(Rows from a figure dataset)
•••••

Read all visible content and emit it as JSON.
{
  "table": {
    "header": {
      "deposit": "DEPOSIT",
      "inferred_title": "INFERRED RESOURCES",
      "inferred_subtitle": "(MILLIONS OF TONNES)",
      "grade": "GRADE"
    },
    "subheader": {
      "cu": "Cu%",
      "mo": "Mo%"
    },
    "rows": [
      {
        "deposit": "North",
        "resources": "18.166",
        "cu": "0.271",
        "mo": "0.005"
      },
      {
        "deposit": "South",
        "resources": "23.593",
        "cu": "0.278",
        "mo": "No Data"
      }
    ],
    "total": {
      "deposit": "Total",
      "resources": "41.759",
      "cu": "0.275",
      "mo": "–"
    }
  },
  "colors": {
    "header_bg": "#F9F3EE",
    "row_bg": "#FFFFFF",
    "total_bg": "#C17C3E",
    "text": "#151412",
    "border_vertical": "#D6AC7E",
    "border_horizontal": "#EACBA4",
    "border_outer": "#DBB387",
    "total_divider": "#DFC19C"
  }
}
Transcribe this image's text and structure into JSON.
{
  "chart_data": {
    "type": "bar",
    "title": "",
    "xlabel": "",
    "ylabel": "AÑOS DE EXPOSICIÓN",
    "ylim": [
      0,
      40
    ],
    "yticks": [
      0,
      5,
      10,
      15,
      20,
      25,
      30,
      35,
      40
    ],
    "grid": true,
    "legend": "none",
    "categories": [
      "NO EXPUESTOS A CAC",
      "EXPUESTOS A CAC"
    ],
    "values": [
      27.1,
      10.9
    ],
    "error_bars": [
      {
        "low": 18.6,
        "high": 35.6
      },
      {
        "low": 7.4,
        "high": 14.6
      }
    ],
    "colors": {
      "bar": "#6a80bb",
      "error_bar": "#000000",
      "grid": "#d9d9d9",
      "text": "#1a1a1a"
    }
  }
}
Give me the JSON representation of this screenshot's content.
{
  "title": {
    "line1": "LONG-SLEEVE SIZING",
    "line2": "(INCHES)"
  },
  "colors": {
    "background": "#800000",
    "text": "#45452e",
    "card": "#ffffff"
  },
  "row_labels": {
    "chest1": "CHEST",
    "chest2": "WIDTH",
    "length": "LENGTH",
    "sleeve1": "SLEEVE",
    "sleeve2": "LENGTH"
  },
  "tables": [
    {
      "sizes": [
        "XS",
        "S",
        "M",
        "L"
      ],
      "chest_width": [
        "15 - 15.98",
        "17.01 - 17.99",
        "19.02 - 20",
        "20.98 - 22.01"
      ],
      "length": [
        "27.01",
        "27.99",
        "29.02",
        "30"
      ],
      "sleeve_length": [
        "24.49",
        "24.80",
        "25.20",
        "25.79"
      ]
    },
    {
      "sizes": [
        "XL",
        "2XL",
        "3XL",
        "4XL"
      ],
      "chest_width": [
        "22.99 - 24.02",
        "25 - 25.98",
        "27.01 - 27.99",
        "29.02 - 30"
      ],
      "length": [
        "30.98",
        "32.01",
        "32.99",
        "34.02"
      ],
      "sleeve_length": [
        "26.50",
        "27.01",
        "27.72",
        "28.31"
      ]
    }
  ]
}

•••••

> _Short task_
Copy all of the data. Keep every word exactly as it is.

> _Response for this exercise_
Read all visible content and emit it as JSON.
{
  "table": {
    "header": {
      "deposit": "DEPOSIT",
      "inferred_title": "INFERRED RESOURCES",
      "inferred_subtitle": "(MILLIONS OF TONNES)",
      "grade": "GRADE"
    },
    "subheader": {
      "cu": "Cu%",
      "mo": "Mo%"
    },
    "rows": [
      {
        "deposit": "North",
        "resources": "18.166",
        "cu": "0.271",
        "mo": "0.005"
      },
      {
        "deposit": "South",
        "resources": "23.593",
        "cu": "0.278",
        "mo": "No Data"
      }
    ],
    "total": {
      "deposit": "Total",
      "resources": "41.759",
      "cu": "0.275",
      "mo": "–"
    }
  },
  "colors": {
    "header_bg": "#F9F3EE",
    "row_bg": "#FFFFFF",
    "total_bg": "#C17C3E",
    "text": "#151412",
    "border_vertical": "#D6AC7E",
    "border_horizontal": "#EACBA4",
    "border_outer": "#DBB387",
    "total_divider": "#DFC19C"
  }
}
Transcribe this image's text and structure into JSON.
{
  "chart_data": {
    "type": "bar",
    "title": "",
    "xlabel": "",
    "ylabel": "AÑOS DE EXPOSICIÓN",
    "ylim": [
      0,
      40
    ],
    "yticks": [
      0,
      5,
      10,
      15,
      20,
      25,
      30,
      35,
      40
    ],
    "grid": true,
    "legend": "none",
    "categories": [
      "NO EXPUESTOS A CAC",
      "EXPUESTOS A CAC"
    ],
    "values": [
      27.1,
      10.9
    ],
    "error_bars": [
      {
        "low": 18.6,
        "high": 35.6
      },
      {
        "low": 7.4,
        "high": 14.6
      }
    ],
    "colors": {
      "bar": "#6a80bb",
      "error_bar": "#000000",
      "grid": "#d9d9d9",
      "text": "#1a1a1a"
    }
  }
}
Give me the JSON representation of this screenshot's content.
{
  "title": {
    "line1": "LONG-SLEEVE SIZING",
    "line2": "(INCHES)"
  },
  "colors": {
    "background": "#800000",
    "text": "#45452e",
    "card": "#ffffff"
  },
  "row_labels": {
    "chest1": "CHEST",
    "chest2": "WIDTH",
    "length": "LENGTH",
    "sleeve1": "SLEEVE",
    "sleeve2": "LENGTH"
  },
  "tables": [
    {
      "sizes": [
        "XS",
        "S",
        "M",
        "L"
      ],
      "chest_width": [
        "15 - 15.98",
        "17.01 - 17.99",
        "19.02 - 20",
        "20.98 - 22.01"
      ],
      "length": [
        "27.01",
        "27.99",
        "29.02",
        "30"
      ],
      "sleeve_length": [
        "24.49",
        "24.80",
        "25.20",
        "25.79"
      ]
    },
    {
      "sizes": [
        "XL",
        "2XL",
        "3XL",
        "4XL"
      ],
      "chest_width": [
        "22.99 - 24.02",
        "25 - 25.98",
        "27.01 - 27.99",
        "29.02 - 30"
      ],
      "length": [
        "30.98",
        "32.01",
        "32.99",
        "34.02"
      ],
      "sleeve_length": [
        "26.50",
        "27.01",
        "27.72",
        "28.31"
      ]
    }
  ]
}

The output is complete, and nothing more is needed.